◆ **Ausgangstext**:
*****
About: Museums about money and stocks in Switzerland
Pri: Svislandaj muzeoj pri mono kaj akcioj
1. Letzebuerger Land, 2018 : Scripophile Schatzkammer
2. Letzebuerger Land, 2006: Vom geprägten Gold zum reinen Glauben
Published, Aperis: d’Lëtzebuerger Land, 12.01.2018
Scripophile Schatzkammer
Das Schweizer Finanzmuseum in Zürich zeigt vor allem Nonvaleurs
„Je schöner die Aktie, desto dringender braucht die Gesellschaft Geld“ – das war einmal eine Börsen-Weisheit. Wer zum Beispiel im 18. Jahrhundert Anteilscheine von spanischen Handelsfirmen kaufte, bekam kunstvolle Kupferstiche auf grandiosen Kalbspergament-Bögen, die den überbordenden Reichtum der Neuen Welt priesen – aber nicht unbedingt auch eine Dividende. Heutigen Investoren werden meist bloß noch verheißungsvolle Computergrafiken und bunte Internetseiten angedreht. Scripophilisten schwelgen in den Versprechen vergangener Tage.
Das neue Schweizer Finanzmuseum hält sich aber nicht mit kulturpessimistischen Betrachtungen auf. Diesen Sommer wurde es im Keller des SIX-Hauptgebäudes eröffnet. In Zürich-West ist es ein bisschen abgelegen, vom Hauptbahnhof mit der Straßenbahn eine Viertelstunde durch ehemalige Industriegebiete, aber in guter Nachbarschaft, denn daneben haben sich auch die Kunsthochschule, das Museum für Gestaltung und das Museum digitaler Kunst angesiedelt. Die SIX-Group gehört rund 130 Banken und ist für die Infrastruktur des Schweizer Finanzplatzes zuständig; vor allem betreibt sie die Schweizer Börse.
*****
◆ **Bereitgestellte Daten**:
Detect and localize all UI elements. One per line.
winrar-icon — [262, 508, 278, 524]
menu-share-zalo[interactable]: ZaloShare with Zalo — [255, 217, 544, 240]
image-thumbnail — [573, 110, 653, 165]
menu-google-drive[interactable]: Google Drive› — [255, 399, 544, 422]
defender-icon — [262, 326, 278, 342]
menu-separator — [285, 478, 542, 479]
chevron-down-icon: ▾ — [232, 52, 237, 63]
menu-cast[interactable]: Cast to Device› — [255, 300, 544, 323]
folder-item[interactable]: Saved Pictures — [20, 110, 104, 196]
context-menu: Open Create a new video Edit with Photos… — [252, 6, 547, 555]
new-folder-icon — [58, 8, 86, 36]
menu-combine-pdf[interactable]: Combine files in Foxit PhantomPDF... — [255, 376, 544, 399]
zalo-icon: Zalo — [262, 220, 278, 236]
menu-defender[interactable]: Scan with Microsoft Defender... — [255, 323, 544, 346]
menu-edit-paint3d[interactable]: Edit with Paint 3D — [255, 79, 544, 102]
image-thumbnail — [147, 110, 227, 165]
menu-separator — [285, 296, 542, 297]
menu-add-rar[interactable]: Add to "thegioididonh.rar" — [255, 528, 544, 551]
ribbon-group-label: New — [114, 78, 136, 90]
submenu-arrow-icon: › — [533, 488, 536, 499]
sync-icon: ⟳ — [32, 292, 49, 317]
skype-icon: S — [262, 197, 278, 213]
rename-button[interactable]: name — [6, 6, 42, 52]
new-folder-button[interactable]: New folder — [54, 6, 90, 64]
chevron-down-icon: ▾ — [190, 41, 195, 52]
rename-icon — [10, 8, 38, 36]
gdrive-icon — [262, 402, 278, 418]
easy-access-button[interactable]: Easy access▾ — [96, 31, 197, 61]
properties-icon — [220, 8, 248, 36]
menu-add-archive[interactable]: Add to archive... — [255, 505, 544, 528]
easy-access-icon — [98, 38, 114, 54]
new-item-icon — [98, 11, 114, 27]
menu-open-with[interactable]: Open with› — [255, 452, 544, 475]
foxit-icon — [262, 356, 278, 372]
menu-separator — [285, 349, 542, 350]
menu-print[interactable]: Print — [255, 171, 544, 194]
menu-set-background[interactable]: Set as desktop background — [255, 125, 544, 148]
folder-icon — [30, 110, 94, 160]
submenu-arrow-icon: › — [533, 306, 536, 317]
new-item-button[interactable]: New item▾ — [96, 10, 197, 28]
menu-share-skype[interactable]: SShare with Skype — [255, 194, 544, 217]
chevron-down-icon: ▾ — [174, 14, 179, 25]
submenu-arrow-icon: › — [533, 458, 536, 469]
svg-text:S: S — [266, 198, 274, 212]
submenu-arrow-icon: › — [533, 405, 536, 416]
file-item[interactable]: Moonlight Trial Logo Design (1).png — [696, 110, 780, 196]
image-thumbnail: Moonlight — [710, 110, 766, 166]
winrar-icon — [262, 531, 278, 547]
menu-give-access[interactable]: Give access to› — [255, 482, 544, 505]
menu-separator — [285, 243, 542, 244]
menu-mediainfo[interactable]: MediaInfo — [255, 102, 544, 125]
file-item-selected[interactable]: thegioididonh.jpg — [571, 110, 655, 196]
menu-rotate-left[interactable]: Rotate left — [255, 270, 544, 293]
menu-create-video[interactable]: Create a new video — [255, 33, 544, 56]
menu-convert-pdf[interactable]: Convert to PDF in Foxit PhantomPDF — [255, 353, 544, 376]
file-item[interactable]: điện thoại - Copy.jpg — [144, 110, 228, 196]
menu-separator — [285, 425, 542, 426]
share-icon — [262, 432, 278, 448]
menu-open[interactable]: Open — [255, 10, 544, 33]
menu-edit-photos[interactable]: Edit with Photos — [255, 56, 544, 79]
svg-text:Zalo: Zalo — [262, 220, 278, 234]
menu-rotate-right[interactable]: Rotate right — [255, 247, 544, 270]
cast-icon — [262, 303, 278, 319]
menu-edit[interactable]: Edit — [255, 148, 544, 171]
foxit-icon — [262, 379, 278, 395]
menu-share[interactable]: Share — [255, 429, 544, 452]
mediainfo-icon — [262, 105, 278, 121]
*****
◆ **Aufgaben**:
1. Beantworten Sie anhand des Ausgangstextes die folgenden Fragen:
(a) In welchem Jahrhundert erhielten Käufer von Anteilscheinen spanischer Handelsfirmen kunstvolle Kupferstiche auf Kalbspergament?
(b) Wo genau wurde das Schweizer Finanzmuseum eröffnet?
(c) Wie vielen Banken gehört die SIX-Group?
2. Nennen Sie alle Einrichtungen, die sich laut Ausgangstext neben dem Schweizer Finanzmuseum angesiedelt haben.

◆ **Lösungen**:
1.
(a) Im 18. Jahrhundert.
(b) Im Keller des SIX-Hauptgebäudes.
(c) Rund 130 Banken.

2.
- die Kunsthochschule
- das Museum für Gestaltung
- das Museum digitaler Kunst